* _Problem details_
Check each line of the data for "were" and select those that have it.

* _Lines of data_

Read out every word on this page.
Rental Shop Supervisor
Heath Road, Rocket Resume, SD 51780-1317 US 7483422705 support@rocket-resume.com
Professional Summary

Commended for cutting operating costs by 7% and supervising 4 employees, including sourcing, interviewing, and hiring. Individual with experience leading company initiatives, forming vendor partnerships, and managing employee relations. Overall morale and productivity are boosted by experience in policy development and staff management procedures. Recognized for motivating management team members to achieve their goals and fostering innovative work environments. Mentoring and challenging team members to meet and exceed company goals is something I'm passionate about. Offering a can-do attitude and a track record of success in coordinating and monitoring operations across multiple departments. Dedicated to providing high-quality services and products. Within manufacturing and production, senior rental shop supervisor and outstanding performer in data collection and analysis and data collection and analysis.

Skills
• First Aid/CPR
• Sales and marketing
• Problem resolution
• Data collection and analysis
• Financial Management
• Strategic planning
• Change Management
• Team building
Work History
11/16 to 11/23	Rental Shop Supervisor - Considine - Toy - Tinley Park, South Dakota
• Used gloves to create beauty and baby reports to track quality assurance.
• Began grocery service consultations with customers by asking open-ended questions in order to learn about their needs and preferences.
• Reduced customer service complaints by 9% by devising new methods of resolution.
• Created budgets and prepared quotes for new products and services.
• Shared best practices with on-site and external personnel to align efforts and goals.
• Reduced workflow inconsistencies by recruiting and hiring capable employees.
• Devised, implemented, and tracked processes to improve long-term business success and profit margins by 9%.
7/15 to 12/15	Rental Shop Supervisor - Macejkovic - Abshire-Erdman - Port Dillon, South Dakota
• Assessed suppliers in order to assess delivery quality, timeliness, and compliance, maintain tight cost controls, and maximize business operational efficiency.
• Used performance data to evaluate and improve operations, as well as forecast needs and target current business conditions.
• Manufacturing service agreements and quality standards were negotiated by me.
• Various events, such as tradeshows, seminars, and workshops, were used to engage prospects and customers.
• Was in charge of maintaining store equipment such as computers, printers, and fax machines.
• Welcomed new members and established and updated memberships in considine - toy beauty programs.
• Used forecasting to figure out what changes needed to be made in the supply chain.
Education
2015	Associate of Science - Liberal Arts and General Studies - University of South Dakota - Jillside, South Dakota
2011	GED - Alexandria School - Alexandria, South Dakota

* _Exercise result_
• Manufacturing service agreements and quality standards were negotiated by me.
• Various events, such as tradeshows, seminars, and workshops, were used to engage prospects and customers.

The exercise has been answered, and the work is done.